→ **Request**: Here are some records; return them all exactly.

Collected data entries:
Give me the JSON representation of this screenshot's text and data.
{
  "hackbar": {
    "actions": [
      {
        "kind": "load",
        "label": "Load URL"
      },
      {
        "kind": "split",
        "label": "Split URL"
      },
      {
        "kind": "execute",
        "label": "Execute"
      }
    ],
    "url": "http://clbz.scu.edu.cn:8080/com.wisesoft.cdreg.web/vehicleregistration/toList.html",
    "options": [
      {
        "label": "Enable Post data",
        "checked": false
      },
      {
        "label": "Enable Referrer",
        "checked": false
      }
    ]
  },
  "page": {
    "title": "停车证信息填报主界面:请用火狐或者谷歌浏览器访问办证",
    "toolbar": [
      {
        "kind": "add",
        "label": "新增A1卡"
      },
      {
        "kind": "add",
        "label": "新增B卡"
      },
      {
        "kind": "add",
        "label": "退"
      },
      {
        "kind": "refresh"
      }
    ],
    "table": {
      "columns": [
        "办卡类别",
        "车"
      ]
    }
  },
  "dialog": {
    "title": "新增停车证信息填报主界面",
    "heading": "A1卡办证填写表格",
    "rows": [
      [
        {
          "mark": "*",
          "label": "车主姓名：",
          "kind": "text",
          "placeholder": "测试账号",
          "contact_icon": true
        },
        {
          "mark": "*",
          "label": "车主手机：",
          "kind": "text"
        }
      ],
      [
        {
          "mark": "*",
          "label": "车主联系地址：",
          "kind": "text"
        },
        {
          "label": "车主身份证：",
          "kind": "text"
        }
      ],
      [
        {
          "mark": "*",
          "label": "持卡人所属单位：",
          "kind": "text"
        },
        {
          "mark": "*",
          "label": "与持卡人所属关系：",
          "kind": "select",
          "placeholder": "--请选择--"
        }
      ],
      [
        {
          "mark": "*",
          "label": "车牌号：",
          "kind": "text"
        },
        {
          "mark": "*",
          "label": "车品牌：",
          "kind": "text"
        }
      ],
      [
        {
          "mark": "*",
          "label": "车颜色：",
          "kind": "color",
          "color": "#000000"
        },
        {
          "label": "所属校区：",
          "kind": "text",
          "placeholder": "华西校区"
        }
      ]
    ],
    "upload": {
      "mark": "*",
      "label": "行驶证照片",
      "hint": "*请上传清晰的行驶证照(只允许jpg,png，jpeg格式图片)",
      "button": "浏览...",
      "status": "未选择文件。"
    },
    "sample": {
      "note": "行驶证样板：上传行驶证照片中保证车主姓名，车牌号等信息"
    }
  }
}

→ **The reply**:
Give me the JSON representation of this screenshot's text and data.
{
  "hackbar": {
    "actions": [
      {
        "kind": "load",
        "label": "Load URL"
      },
      {
        "kind": "split",
        "label": "Split URL"
      },
      {
        "kind": "execute",
        "label": "Execute"
      }
    ],
    "url": "http://clbz.scu.edu.cn:8080/com.wisesoft.cdreg.web/vehicleregistration/toList.html",
    "options": [
      {
        "label": "Enable Post data",
        "checked": false
      },
      {
        "label": "Enable Referrer",
        "checked": false
      }
    ]
  },
  "page": {
    "title": "停车证信息填报主界面:请用火狐或者谷歌浏览器访问办证",
    "toolbar": [
      {
        "kind": "add",
        "label": "新增A1卡"
      },
      {
        "kind": "add",
        "label": "新增B卡"
      },
      {
        "kind": "add",
        "label": "退"
      },
      {
        "kind": "refresh"
      }
    ],
    "table": {
      "columns": [
        "办卡类别",
        "车"
      ]
    }
  },
  "dialog": {
    "title": "新增停车证信息填报主界面",
    "heading": "A1卡办证填写表格",
    "rows": [
      [
        {
          "mark": "*",
          "label": "车主姓名：",
          "kind": "text",
          "placeholder": "测试账号",
          "contact_icon": true
        },
        {
          "mark": "*",
          "label": "车主手机：",
          "kind": "text"
        }
      ],
      [
        {
          "mark": "*",
          "label": "车主联系地址：",
          "kind": "text"
        },
        {
          "label": "车主身份证：",
          "kind": "text"
        }
      ],
      [
        {
          "mark": "*",
          "label": "持卡人所属单位：",
          "kind": "text"
        },
        {
          "mark": "*",
          "label": "与持卡人所属关系：",
          "kind": "select",
          "placeholder": "--请选择--"
        }
      ],
      [
        {
          "mark": "*",
          "label": "车牌号：",
          "kind": "text"
        },
        {
          "mark": "*",
          "label": "车品牌：",
          "kind": "text"
        }
      ],
      [
        {
          "mark": "*",
          "label": "车颜色：",
          "kind": "color",
          "color": "#000000"
        },
        {
          "label": "所属校区：",
          "kind": "text",
          "placeholder": "华西校区"
        }
      ]
    ],
    "upload": {
      "mark": "*",
      "label": "行驶证照片",
      "hint": "*请上传清晰的行驶证照(只允许jpg,png，jpeg格式图片)",
      "button": "浏览...",
      "status": "未选择文件。"
    },
    "sample": {
      "note": "行驶证样板：上传行驶证照片中保证车主姓名，车牌号等信息"
    }
  }
}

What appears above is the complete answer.